* [DIRECTIONS FOR THIS TASK]:
Omit any picture, and return the remaining data exactly as written.

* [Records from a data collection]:
##########

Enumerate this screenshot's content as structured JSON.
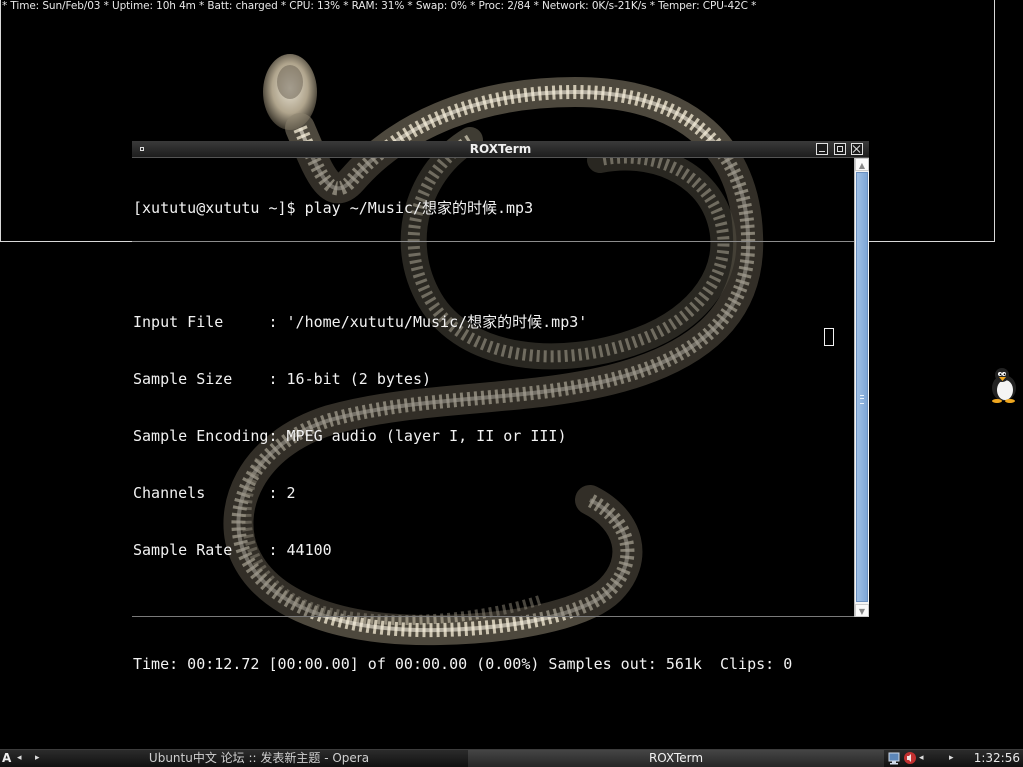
{
  "status_bar": {
    "text": "* Time: Sun/Feb/03 * Uptime: 10h 4m * Batt: charged * CPU: 13% * RAM: 31% * Swap: 0% * Proc: 2/84 * Network: 0K/s-21K/s * Temper: CPU-42C *"
  },
  "terminal": {
    "title": "ROXTerm",
    "lines": [
      "[xututu@xututu ~]$ play ~/Music/想家的时候.mp3",
      "",
      "Input File     : '/home/xututu/Music/想家的时候.mp3'",
      "Sample Size    : 16-bit (2 bytes)",
      "Sample Encoding: MPEG audio (layer I, II or III)",
      "Channels       : 2",
      "Sample Rate    : 44100",
      "",
      "Time: 00:12.72 [00:00.00] of 00:00.00 (0.00%) Samples out: 561k  Clips: 0"
    ]
  },
  "taskbar": {
    "desktop_label": "A",
    "prev_arrow": "◂",
    "next_arrow": "▸",
    "tasks": [
      {
        "label": "Ubuntu中文 论坛 :: 发表新主题 - Opera",
        "active": false
      },
      {
        "label": "ROXTerm",
        "active": true
      }
    ],
    "tray_prev": "◂",
    "tray_next": "▸",
    "clock": "1:32:56"
  },
  "icons": {
    "desktop": "penguin-icon",
    "tray": [
      "network-icon",
      "volume-icon"
    ]
  }
}
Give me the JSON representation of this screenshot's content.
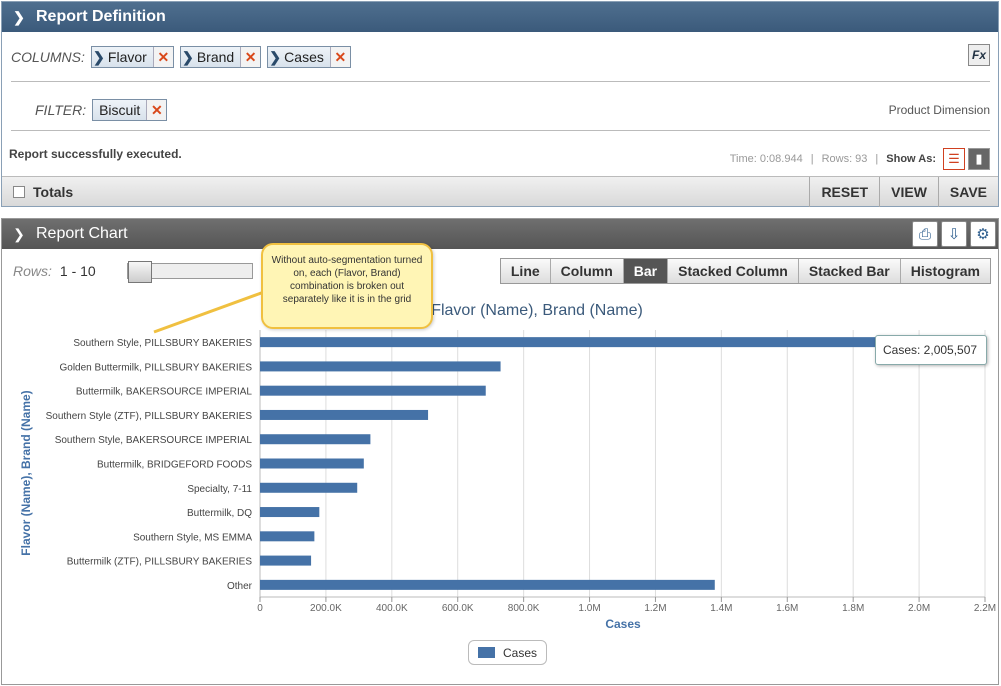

##########

* [SOLUTION TO THE EXERCISE]:
Enumerate this screenshot's content as structured JSON.
{
  "status_bar": {
    "text": "* Time: Sun/Feb/03 * Uptime: 10h 4m * Batt: charged * CPU: 13% * RAM: 31% * Swap: 0% * Proc: 2/84 * Network: 0K/s-21K/s * Temper: CPU-42C *"
  },
  "terminal": {
    "title": "ROXTerm",
    "lines": [
      "[xututu@xututu ~]$ play ~/Music/想家的时候.mp3",
      "",
      "Input File     : '/home/xututu/Music/想家的时候.mp3'",
      "Sample Size    : 16-bit (2 bytes)",
      "Sample Encoding: MPEG audio (layer I, II or III)",
      "Channels       : 2",
      "Sample Rate    : 44100",
      "",
      "Time: 00:12.72 [00:00.00] of 00:00.00 (0.00%) Samples out: 561k  Clips: 0"
    ]
  },
  "taskbar": {
    "desktop_label": "A",
    "prev_arrow": "◂",
    "next_arrow": "▸",
    "tasks": [
      {
        "label": "Ubuntu中文 论坛 :: 发表新主题 - Opera",
        "active": false
      },
      {
        "label": "ROXTerm",
        "active": true
      }
    ],
    "tray_prev": "◂",
    "tray_next": "▸",
    "clock": "1:32:56"
  },
  "icons": {
    "desktop": "penguin-icon",
    "tray": [
      "network-icon",
      "volume-icon"
    ]
  }
}
Give me the JSON representation of this screenshot's content.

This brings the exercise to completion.